**Required task**
Copy all lines that contain the word "also".

**Data**
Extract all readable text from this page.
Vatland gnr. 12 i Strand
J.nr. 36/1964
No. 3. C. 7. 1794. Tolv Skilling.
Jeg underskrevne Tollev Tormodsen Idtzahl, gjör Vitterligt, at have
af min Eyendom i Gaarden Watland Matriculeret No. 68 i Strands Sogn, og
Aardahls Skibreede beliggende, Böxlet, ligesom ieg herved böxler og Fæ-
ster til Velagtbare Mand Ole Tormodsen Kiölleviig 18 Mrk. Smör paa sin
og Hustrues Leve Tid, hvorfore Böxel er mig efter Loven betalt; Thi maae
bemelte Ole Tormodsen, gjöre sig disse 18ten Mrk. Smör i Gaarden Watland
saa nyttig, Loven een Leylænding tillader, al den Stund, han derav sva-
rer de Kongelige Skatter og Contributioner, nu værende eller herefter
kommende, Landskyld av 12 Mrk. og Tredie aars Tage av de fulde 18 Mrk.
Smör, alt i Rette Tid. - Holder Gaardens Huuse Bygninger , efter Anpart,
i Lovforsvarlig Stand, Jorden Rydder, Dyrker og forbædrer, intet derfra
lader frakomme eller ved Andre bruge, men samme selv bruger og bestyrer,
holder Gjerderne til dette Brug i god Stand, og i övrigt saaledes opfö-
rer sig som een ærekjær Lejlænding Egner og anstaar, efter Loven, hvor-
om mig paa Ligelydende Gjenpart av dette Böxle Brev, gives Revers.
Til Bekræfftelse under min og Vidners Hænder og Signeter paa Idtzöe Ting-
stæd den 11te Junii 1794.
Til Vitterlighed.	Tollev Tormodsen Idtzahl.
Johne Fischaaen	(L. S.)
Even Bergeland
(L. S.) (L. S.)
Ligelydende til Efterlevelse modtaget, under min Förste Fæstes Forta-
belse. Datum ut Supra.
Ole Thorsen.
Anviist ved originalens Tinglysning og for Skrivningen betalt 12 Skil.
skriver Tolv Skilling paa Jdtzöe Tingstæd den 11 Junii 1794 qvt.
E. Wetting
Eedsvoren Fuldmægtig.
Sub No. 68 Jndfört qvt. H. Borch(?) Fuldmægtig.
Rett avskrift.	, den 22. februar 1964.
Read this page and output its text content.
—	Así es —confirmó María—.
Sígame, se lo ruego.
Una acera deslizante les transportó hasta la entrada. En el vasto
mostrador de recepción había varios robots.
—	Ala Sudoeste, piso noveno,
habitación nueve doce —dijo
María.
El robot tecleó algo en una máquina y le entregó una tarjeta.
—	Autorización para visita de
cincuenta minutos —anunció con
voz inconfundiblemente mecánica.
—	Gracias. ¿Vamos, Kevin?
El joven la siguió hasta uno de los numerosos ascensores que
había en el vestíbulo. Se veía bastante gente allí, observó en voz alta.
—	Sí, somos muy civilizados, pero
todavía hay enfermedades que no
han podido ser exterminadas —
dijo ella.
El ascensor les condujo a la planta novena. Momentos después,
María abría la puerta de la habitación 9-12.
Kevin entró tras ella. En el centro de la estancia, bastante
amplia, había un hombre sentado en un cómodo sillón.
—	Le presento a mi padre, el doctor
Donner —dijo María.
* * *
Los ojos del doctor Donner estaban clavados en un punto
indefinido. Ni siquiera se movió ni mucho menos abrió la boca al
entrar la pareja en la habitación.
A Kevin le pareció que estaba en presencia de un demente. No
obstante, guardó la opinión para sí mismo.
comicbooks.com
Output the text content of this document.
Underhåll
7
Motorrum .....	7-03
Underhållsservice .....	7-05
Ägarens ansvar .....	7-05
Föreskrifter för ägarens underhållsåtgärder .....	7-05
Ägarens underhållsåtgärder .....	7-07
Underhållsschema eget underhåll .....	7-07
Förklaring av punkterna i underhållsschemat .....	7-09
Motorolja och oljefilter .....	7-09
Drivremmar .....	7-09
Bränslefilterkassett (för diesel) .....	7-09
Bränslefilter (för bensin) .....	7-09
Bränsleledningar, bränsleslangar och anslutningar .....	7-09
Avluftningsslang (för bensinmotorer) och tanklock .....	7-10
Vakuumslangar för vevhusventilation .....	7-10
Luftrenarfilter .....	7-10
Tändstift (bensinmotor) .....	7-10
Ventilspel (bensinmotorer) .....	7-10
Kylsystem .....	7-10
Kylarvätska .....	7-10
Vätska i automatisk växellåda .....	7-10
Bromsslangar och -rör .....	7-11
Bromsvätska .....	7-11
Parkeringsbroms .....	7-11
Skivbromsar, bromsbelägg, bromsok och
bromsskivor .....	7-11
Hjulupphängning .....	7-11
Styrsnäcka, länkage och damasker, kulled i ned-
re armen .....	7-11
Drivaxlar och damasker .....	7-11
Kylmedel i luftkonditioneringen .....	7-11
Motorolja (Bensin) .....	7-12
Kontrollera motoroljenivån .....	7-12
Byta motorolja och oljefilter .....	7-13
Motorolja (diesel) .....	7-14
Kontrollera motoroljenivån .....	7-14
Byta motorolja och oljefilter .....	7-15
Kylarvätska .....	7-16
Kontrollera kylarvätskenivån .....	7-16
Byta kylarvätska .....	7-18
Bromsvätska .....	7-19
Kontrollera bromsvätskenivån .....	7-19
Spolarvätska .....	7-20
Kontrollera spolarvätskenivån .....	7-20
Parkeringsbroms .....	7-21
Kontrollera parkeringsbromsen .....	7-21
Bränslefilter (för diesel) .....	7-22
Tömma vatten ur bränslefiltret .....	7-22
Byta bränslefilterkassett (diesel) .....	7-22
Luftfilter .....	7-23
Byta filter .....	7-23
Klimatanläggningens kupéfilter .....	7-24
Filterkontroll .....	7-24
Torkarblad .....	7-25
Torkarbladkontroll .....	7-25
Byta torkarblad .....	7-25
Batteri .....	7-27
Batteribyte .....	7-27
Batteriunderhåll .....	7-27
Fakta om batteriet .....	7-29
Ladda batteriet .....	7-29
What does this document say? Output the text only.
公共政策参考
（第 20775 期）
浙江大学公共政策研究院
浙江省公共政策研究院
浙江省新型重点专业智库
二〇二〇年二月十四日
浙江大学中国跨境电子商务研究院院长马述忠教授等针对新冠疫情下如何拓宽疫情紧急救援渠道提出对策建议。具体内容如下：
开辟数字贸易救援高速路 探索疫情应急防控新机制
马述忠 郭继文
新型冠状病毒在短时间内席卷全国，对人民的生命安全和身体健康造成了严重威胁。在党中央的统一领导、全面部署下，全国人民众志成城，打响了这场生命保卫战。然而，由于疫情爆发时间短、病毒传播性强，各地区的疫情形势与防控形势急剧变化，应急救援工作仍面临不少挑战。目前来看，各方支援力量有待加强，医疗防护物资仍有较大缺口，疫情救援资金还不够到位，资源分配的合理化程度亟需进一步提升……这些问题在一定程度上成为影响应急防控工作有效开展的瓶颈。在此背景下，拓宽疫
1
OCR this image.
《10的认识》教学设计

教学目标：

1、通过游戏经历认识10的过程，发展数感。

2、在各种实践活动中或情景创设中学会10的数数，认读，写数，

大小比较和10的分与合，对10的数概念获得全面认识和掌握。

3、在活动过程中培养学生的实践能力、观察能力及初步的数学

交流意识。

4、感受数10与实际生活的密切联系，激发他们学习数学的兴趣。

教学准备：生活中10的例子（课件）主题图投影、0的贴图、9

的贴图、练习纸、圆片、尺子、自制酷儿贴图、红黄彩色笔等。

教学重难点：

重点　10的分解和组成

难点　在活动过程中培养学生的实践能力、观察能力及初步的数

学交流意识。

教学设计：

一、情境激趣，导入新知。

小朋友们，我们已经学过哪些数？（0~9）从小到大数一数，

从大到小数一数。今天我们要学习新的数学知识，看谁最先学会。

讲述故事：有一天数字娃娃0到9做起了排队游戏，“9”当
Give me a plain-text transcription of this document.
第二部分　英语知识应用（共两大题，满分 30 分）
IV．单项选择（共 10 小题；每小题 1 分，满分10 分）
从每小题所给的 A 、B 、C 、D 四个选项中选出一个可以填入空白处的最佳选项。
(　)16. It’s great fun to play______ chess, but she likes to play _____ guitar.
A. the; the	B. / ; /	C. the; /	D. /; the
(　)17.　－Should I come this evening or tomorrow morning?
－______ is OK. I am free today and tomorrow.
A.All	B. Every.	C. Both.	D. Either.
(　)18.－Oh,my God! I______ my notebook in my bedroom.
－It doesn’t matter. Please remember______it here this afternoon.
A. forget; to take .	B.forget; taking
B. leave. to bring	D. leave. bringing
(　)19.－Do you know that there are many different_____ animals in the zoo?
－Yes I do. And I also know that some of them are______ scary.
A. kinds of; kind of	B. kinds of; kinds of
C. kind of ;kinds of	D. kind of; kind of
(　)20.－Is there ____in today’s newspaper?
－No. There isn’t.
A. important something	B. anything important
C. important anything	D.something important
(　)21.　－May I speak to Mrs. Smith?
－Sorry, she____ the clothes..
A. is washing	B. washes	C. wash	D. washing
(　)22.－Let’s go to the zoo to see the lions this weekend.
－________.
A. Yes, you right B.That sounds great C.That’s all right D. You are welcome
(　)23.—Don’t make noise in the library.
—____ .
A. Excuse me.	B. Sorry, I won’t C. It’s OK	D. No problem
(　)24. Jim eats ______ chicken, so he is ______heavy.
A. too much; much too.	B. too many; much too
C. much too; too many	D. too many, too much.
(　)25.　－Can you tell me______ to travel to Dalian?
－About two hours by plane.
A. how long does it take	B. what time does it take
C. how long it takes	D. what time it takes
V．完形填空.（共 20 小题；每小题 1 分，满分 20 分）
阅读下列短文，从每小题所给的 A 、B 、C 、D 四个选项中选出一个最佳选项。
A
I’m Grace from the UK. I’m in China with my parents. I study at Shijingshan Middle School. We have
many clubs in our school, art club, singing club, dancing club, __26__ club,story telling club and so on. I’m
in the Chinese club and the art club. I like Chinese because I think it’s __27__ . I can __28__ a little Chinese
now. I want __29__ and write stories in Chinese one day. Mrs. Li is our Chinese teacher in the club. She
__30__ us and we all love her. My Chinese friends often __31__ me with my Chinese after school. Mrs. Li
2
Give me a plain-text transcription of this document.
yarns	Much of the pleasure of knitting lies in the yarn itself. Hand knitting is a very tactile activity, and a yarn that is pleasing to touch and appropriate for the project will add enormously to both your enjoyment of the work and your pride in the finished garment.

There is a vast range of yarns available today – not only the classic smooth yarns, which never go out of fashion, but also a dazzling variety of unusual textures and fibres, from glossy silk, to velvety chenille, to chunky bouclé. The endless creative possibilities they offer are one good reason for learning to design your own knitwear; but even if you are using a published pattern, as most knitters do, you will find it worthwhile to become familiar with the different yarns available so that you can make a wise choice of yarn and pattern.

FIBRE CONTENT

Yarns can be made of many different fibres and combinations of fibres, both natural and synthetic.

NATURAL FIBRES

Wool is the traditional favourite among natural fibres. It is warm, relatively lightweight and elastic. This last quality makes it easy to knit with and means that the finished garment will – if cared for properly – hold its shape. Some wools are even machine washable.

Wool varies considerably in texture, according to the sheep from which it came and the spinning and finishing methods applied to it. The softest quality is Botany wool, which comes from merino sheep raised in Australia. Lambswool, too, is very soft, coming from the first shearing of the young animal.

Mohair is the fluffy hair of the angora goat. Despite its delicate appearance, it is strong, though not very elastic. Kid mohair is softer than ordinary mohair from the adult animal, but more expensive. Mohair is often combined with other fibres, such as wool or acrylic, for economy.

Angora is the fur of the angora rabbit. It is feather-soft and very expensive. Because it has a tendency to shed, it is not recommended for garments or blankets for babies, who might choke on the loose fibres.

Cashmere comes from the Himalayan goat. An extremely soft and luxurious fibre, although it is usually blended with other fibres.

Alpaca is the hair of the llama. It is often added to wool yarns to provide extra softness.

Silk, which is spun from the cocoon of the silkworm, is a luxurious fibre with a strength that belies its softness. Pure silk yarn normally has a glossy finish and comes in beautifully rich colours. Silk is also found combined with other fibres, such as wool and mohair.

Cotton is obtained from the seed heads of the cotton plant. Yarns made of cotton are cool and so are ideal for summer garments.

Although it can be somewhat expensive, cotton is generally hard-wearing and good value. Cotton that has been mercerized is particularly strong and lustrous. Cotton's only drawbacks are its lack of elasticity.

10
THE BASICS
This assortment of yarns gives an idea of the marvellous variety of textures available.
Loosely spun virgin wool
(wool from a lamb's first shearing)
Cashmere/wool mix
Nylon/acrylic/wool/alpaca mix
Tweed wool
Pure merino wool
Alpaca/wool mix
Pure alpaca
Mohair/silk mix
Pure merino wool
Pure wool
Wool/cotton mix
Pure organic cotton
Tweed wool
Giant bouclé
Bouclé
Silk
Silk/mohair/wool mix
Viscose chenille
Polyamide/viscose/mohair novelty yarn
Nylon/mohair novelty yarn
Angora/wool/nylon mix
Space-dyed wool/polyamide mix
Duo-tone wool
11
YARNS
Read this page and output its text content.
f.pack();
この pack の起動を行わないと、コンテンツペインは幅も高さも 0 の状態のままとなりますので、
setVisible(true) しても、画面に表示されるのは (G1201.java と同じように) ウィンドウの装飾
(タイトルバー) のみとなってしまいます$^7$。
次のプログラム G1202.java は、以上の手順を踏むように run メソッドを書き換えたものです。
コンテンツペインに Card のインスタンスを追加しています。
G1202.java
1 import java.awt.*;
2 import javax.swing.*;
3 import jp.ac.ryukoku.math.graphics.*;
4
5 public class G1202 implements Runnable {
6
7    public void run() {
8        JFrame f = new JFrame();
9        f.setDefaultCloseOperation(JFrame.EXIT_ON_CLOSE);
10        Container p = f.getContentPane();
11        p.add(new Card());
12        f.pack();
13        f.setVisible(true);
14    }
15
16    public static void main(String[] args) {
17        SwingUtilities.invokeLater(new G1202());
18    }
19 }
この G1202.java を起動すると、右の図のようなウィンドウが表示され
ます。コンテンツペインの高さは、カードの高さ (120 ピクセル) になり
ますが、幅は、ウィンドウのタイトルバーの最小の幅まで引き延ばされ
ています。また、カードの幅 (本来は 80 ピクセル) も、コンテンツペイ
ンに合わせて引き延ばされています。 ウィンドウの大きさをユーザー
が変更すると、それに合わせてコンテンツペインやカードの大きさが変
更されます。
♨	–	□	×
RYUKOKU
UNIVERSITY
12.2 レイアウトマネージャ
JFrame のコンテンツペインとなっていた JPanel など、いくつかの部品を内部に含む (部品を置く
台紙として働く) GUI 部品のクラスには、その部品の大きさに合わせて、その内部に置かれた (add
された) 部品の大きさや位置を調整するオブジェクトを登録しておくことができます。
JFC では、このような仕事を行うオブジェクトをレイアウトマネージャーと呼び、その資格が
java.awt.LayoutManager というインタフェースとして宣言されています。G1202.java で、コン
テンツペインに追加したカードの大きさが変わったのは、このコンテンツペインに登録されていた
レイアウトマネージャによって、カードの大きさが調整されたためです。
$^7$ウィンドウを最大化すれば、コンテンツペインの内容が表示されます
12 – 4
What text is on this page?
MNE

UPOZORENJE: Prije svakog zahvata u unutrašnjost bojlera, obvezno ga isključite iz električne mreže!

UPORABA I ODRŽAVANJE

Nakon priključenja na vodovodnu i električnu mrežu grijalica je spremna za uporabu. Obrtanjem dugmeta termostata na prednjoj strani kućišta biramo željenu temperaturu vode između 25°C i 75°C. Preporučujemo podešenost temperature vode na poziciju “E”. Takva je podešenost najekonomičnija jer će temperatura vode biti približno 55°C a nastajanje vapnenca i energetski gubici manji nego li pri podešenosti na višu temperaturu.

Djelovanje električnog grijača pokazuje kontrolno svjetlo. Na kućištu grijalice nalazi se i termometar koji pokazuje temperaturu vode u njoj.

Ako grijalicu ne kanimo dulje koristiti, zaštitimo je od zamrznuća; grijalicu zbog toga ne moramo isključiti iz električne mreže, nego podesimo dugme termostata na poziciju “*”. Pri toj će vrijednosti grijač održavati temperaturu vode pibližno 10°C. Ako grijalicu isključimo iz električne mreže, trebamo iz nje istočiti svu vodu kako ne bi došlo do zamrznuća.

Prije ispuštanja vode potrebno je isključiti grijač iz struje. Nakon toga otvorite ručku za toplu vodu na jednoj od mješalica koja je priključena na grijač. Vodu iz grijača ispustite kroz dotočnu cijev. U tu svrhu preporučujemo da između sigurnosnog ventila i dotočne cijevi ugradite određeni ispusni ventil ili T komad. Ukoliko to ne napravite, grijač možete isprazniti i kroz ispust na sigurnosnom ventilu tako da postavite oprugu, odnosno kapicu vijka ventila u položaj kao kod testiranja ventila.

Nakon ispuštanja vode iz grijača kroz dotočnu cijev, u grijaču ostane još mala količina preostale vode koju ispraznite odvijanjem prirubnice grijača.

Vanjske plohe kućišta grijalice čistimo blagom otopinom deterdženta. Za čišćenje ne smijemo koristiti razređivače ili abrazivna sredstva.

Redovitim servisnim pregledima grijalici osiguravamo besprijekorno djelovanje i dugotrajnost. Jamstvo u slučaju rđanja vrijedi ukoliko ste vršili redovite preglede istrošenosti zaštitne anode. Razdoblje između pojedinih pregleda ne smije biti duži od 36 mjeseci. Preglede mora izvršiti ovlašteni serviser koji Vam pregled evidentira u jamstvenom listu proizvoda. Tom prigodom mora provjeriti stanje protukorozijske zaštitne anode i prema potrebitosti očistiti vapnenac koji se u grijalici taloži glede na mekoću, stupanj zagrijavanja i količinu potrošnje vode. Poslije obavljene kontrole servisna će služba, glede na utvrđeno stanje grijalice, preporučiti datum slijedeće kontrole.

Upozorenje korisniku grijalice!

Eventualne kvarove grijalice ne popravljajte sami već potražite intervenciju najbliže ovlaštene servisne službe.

**Task solution**
－Yes I do. And I also know that some of them are______ scary.
There is a vast range of yarns available today – not only the classic smooth yarns, which never go out of fashion, but also a dazzling variety of unusual textures and fibres, from glossy silk, to velvety chenille, to chunky bouclé. The endless creative possibilities they offer are one good reason for learning to design your own knitwear; but even if you are using a published pattern, as most knitters do, you will find it worthwhile to become familiar with the different yarns available so that you can make a wise choice of yarn and pattern.
Silk, which is spun from the cocoon of the silkworm, is a luxurious fibre with a strength that belies its softness. Pure silk yarn normally has a glossy finish and comes in beautifully rich colours. Silk is also found combined with other fibres, such as wool and mohair.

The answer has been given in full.